What you will do — Identify every line in the records below that contains the word "JSON", and copy each of those lines.

==== Extracted entries ====

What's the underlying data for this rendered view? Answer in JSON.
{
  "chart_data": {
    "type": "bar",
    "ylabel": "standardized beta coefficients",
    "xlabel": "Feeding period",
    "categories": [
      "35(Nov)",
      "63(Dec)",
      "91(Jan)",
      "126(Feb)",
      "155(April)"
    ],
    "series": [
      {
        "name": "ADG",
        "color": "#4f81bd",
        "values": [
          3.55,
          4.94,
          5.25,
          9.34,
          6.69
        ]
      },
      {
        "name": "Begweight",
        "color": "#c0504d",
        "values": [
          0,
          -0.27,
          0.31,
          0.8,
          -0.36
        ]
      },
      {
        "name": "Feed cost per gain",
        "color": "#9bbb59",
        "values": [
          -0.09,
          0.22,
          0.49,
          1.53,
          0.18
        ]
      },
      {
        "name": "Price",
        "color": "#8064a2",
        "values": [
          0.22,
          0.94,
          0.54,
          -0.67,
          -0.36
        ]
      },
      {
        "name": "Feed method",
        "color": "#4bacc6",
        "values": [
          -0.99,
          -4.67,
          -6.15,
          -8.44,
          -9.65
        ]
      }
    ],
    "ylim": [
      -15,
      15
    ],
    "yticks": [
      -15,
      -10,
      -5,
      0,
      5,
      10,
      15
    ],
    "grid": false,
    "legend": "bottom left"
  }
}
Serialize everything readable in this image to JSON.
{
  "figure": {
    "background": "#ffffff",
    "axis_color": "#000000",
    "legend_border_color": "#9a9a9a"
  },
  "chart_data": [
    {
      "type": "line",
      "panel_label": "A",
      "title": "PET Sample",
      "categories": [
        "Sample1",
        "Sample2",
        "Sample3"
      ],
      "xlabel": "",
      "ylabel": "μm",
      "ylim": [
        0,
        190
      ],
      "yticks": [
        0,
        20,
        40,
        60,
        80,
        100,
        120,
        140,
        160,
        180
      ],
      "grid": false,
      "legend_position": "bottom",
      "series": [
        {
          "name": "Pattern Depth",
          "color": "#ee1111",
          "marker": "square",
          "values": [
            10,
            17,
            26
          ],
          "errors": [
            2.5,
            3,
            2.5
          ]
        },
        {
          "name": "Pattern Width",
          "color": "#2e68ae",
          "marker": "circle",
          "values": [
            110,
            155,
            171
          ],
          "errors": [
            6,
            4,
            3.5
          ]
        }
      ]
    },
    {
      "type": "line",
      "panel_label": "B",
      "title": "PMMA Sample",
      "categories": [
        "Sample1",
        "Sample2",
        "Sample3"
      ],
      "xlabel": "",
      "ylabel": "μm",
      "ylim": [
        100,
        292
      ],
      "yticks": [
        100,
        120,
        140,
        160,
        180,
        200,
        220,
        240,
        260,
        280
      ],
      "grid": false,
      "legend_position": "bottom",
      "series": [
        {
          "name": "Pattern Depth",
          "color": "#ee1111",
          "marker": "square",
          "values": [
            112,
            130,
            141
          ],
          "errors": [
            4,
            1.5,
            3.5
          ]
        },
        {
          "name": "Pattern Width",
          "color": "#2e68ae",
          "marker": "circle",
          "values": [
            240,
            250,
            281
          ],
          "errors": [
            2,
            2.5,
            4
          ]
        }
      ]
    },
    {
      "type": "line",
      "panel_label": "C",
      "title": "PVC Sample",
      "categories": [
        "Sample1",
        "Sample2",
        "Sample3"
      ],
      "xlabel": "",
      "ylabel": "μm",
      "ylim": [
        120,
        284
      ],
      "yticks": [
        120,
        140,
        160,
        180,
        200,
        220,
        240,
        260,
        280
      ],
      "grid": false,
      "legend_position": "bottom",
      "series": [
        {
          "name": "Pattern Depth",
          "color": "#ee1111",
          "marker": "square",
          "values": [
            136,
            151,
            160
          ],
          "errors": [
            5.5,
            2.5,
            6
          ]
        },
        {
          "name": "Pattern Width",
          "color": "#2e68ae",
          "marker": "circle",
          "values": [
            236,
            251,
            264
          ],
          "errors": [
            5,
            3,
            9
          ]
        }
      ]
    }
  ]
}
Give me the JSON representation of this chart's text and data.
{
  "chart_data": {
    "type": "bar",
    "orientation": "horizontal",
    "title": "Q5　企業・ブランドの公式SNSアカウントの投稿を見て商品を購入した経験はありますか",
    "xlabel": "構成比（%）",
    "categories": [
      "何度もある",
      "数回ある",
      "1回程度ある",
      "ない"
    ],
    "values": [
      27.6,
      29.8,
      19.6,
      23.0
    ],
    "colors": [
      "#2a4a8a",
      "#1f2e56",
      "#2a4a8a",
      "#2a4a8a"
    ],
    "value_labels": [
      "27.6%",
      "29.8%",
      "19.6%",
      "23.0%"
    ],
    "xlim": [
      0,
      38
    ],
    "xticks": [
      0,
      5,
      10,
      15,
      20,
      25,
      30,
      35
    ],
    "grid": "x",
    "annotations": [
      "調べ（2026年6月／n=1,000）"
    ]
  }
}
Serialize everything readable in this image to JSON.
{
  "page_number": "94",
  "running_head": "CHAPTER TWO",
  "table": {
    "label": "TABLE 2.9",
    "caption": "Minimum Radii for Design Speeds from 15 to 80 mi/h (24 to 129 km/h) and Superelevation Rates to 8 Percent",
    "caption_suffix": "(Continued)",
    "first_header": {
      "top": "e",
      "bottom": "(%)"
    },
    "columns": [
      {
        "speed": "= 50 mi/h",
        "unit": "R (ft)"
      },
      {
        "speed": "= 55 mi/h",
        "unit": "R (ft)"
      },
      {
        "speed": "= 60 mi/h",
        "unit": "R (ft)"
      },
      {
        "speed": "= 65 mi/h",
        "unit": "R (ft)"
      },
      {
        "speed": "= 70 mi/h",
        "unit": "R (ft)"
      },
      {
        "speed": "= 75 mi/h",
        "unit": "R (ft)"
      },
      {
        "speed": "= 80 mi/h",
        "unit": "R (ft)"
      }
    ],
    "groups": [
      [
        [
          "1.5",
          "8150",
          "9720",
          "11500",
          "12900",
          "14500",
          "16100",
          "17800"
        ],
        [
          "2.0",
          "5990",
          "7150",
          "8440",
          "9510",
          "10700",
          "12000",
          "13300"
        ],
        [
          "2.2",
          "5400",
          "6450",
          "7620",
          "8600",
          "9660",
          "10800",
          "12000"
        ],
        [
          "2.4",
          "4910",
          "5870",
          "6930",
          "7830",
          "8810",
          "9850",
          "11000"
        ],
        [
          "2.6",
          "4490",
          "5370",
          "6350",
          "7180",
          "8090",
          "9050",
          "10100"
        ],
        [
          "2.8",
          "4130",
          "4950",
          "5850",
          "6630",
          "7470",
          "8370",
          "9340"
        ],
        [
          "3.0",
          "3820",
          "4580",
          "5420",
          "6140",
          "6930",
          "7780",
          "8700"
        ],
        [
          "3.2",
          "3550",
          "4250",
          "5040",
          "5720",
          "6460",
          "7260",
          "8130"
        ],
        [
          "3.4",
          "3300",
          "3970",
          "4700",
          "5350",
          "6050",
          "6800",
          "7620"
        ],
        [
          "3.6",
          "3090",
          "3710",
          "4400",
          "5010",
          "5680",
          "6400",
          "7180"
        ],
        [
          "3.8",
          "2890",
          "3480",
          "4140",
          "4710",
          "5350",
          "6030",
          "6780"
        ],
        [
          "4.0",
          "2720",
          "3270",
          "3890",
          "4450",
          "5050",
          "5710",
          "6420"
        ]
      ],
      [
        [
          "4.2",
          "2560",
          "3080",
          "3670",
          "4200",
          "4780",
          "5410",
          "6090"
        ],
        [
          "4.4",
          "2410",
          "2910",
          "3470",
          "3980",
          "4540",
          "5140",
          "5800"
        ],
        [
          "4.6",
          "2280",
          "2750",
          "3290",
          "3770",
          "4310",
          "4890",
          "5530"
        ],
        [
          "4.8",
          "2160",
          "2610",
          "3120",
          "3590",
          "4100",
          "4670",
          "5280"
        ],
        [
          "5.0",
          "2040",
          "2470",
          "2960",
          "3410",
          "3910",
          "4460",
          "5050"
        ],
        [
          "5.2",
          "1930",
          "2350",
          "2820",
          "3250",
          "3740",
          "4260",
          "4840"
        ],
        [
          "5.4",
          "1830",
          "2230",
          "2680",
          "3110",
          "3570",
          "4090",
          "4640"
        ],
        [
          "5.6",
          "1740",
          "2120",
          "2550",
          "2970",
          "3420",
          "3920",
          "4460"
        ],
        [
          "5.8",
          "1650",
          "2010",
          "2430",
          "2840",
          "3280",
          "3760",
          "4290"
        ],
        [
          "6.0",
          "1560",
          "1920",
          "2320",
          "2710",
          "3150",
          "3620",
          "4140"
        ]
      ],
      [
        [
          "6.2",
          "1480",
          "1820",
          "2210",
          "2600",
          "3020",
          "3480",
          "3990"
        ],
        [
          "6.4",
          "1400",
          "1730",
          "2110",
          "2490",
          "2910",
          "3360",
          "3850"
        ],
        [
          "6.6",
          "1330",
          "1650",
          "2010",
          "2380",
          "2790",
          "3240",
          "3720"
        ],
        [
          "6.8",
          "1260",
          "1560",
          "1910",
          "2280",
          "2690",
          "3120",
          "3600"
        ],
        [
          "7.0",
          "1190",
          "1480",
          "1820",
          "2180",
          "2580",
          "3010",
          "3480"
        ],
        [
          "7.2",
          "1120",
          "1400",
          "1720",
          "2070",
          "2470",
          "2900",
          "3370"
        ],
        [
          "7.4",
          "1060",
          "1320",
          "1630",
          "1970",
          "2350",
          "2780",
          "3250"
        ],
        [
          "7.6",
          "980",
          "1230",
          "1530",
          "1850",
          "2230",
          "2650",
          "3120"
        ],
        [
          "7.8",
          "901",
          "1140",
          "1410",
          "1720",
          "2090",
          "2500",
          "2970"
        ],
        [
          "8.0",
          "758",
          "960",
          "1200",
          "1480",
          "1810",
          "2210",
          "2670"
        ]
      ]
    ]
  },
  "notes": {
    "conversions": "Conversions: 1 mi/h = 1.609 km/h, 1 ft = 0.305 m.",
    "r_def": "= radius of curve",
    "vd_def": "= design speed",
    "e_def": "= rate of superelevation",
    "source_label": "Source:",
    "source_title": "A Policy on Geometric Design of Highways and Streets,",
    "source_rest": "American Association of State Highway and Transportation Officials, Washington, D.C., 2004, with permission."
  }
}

====

Exercise response —
What's the underlying data for this rendered view? Answer in JSON.
Serialize everything readable in this image to JSON.
Give me the JSON representation of this chart's text and data.
Serialize everything readable in this image to JSON.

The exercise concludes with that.